- Directions for this task:
For the material that follows, list every line containing the word "from".

- Data shown:
_____

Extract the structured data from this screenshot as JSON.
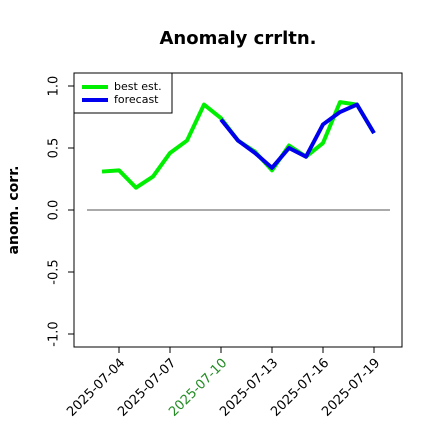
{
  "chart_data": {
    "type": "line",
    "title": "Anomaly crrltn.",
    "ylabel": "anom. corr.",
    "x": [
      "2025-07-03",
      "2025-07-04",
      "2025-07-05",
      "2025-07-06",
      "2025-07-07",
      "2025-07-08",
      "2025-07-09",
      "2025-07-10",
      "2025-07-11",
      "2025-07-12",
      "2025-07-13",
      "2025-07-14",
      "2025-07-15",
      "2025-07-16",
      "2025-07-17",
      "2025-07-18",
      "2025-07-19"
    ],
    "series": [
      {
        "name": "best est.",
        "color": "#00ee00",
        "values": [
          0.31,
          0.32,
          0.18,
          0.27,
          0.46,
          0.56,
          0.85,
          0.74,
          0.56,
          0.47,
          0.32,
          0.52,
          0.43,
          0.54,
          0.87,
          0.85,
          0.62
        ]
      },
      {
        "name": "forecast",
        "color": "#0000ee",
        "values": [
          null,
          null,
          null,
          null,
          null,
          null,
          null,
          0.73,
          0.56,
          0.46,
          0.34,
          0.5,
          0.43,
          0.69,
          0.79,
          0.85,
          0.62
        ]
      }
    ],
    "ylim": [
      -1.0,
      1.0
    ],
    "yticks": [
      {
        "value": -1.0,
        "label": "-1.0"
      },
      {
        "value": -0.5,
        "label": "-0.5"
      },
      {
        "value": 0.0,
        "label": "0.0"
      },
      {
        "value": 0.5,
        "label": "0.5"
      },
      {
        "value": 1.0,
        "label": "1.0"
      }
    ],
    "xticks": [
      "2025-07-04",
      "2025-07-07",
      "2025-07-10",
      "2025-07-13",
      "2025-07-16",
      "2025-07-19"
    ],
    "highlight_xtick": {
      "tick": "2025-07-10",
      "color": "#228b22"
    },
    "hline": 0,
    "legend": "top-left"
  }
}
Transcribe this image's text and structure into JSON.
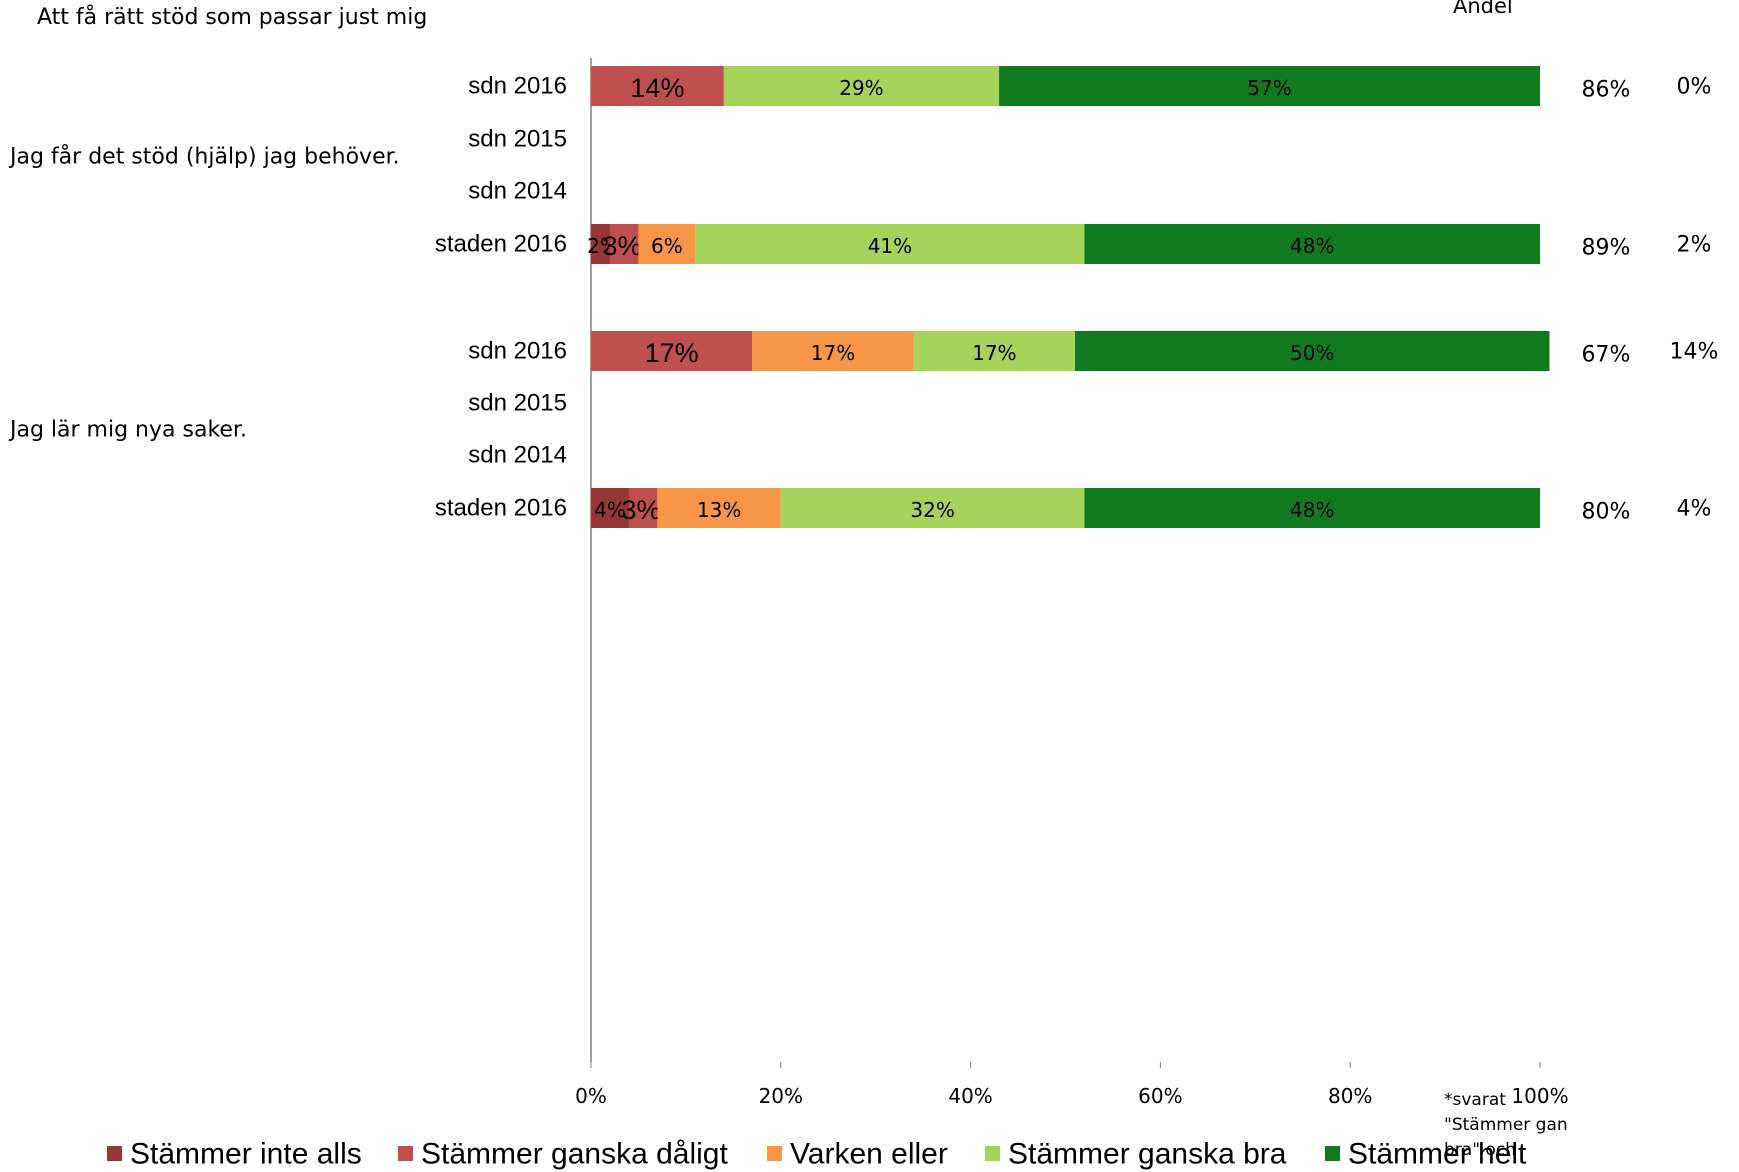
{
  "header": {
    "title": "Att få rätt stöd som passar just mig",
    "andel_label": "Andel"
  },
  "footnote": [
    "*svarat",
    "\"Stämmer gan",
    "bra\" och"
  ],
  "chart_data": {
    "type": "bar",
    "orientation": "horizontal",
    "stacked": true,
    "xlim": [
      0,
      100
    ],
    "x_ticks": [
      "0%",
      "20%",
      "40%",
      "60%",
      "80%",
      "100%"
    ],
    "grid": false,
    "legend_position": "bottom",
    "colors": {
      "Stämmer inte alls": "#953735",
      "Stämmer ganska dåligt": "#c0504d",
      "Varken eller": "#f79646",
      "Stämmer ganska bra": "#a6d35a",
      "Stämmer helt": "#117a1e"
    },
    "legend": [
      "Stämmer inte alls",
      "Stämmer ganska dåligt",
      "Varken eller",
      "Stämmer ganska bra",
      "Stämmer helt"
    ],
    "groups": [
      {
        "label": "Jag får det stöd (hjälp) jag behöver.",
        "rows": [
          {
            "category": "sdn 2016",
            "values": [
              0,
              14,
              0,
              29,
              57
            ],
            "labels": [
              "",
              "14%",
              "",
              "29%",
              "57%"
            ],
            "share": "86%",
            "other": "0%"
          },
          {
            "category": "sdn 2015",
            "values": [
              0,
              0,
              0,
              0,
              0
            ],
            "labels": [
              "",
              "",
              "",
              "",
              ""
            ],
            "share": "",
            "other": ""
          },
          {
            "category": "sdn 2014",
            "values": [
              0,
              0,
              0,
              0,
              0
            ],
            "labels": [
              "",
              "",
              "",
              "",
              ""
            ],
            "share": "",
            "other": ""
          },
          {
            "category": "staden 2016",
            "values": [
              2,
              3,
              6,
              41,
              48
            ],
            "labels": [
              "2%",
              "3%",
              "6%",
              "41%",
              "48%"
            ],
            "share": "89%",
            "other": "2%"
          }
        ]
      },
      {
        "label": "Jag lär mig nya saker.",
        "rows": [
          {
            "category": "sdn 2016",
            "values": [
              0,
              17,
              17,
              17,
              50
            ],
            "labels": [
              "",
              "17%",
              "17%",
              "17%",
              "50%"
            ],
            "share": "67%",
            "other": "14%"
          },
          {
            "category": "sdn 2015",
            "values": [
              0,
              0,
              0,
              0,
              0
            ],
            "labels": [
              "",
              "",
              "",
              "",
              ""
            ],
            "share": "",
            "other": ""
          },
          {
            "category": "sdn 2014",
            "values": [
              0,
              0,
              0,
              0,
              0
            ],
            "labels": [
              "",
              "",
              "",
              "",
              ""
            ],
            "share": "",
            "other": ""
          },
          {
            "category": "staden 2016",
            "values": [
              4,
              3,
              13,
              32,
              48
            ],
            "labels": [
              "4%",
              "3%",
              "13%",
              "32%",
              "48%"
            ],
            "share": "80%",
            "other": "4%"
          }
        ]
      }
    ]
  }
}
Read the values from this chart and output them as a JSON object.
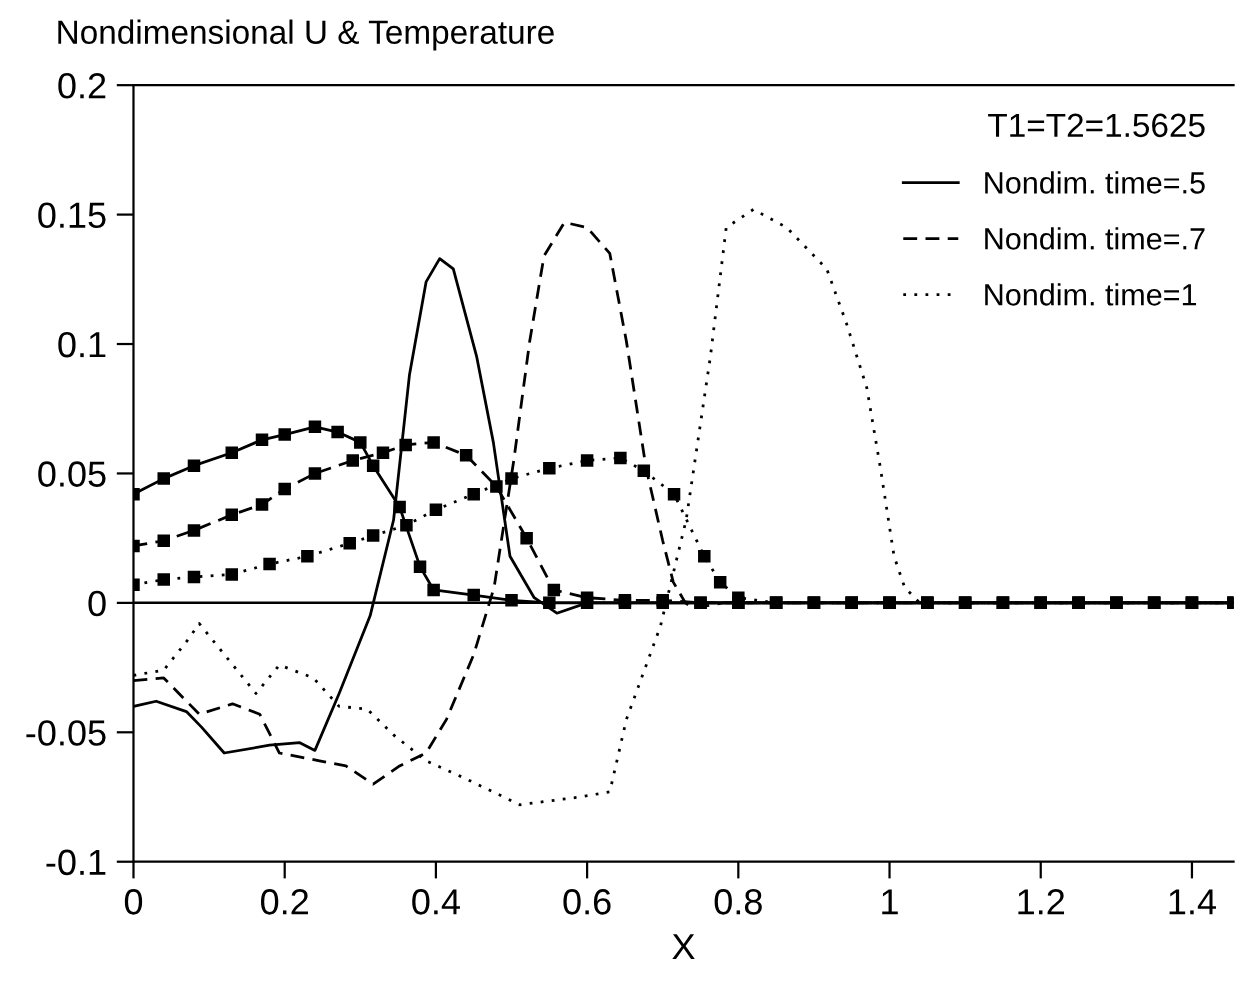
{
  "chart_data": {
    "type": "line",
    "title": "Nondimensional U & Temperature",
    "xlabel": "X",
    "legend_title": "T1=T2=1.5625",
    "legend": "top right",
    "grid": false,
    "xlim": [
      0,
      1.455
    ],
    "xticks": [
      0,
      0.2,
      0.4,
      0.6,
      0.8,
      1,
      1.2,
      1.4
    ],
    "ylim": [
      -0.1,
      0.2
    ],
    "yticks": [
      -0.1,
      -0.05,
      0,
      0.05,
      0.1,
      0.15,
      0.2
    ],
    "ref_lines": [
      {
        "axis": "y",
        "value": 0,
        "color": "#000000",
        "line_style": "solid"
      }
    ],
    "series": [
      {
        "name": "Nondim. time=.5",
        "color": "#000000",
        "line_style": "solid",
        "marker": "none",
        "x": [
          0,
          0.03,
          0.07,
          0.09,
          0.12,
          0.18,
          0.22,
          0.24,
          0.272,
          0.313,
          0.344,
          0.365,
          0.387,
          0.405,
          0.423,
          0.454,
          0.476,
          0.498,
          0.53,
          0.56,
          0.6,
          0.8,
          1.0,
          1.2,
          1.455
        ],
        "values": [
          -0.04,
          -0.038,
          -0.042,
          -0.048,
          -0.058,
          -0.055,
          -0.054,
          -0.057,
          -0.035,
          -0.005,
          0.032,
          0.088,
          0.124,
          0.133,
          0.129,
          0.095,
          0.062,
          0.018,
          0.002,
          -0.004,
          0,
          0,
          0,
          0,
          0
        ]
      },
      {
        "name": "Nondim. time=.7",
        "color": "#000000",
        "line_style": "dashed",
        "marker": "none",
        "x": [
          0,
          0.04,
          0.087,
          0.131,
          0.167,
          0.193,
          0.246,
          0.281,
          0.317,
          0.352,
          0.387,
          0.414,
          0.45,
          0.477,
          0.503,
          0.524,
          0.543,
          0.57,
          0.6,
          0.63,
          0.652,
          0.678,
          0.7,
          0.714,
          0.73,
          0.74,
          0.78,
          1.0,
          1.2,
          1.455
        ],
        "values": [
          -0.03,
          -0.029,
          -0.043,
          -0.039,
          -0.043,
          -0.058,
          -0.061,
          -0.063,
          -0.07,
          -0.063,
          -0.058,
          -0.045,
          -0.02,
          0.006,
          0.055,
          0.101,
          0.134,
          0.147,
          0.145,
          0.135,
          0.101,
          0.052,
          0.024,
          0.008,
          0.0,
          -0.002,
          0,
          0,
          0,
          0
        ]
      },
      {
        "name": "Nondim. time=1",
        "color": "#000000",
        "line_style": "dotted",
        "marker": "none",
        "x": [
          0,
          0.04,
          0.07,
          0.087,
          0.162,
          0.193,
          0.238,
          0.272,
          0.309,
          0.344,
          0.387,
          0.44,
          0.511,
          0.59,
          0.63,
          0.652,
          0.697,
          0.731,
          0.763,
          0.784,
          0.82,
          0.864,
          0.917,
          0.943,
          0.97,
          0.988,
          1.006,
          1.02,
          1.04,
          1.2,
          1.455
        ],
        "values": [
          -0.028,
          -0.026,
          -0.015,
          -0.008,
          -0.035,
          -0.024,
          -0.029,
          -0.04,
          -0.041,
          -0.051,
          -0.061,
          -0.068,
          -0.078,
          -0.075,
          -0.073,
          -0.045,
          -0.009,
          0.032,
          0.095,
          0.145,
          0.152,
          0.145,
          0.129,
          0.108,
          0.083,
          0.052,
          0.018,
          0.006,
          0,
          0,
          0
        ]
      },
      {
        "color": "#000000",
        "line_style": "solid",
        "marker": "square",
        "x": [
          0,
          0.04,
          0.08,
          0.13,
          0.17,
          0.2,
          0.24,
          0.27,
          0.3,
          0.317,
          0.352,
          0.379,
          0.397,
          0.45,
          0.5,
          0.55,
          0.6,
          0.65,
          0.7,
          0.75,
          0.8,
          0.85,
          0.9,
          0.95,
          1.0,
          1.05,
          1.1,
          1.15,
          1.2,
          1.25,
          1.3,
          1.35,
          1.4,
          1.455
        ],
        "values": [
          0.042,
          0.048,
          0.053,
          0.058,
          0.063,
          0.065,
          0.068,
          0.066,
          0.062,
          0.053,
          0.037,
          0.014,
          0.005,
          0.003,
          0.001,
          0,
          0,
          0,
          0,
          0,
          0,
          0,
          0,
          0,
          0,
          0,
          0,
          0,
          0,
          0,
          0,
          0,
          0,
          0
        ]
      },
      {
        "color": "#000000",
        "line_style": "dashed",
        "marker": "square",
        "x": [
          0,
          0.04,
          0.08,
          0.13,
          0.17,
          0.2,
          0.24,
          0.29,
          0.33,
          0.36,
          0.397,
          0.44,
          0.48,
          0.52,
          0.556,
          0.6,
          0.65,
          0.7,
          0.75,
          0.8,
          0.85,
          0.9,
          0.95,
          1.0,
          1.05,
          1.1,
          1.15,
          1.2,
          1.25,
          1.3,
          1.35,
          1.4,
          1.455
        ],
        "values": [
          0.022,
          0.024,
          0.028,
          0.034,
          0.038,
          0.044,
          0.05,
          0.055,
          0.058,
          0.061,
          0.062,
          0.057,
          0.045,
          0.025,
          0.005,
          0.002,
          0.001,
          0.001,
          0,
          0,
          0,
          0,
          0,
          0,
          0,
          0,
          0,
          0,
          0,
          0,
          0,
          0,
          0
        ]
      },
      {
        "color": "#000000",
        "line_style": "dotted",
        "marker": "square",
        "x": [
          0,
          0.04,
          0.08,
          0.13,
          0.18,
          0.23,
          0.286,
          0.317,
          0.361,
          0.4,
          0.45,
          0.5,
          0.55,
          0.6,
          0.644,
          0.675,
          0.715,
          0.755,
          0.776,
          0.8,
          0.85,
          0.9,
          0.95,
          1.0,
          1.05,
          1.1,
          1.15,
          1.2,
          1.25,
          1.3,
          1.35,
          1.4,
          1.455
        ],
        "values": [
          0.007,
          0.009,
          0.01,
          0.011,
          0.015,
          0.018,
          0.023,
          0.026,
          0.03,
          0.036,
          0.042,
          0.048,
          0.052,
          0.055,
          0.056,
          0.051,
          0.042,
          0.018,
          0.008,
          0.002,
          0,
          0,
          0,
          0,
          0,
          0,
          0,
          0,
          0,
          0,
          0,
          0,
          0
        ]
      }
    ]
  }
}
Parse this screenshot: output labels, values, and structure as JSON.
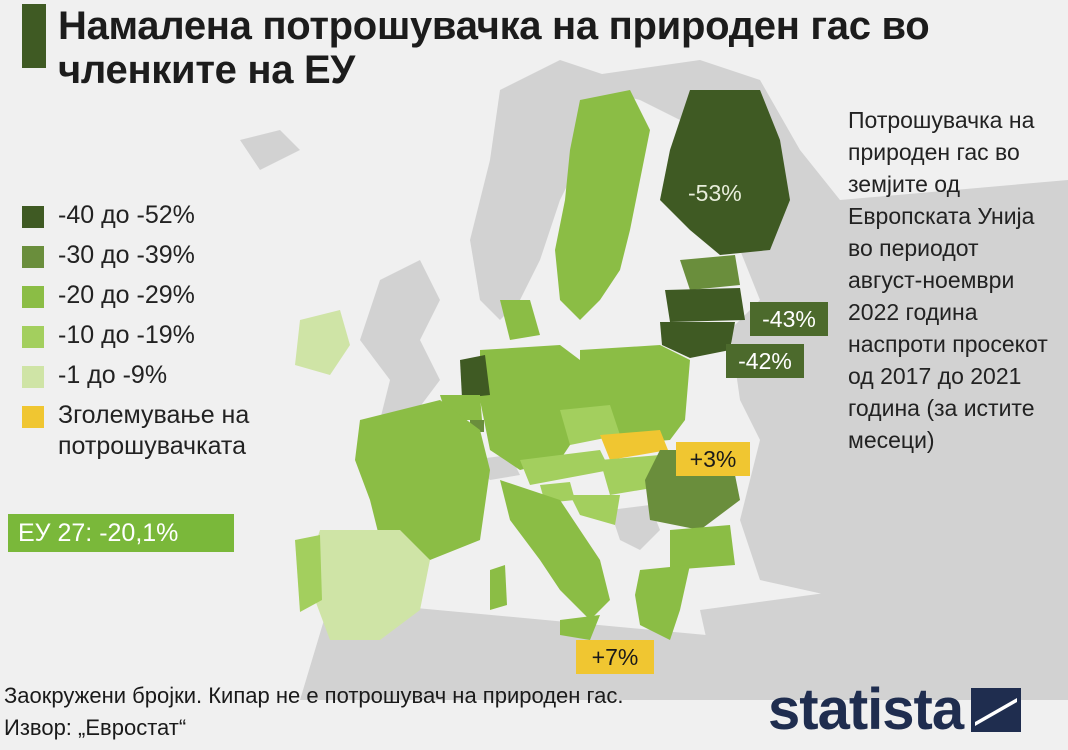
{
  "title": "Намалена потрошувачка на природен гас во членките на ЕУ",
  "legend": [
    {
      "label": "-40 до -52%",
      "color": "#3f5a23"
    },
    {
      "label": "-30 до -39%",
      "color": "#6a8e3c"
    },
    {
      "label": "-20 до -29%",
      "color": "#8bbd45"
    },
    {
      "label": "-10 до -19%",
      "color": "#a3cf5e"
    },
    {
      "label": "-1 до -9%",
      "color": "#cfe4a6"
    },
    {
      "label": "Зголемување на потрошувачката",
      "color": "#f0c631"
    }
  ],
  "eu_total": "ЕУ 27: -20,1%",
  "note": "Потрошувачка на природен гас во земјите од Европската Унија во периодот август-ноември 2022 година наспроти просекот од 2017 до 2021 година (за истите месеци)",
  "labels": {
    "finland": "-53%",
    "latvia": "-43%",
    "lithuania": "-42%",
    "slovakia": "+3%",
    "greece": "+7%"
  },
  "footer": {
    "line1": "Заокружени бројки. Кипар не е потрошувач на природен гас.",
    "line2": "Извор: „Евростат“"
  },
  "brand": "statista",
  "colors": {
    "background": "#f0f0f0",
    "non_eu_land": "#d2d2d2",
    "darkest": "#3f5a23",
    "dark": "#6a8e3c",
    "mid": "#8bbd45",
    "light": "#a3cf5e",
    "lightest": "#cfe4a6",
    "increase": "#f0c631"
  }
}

_____

- Written reply:
Extract the structured data from this screenshot as JSON.
Read the values from this chart and output them as a JSON object.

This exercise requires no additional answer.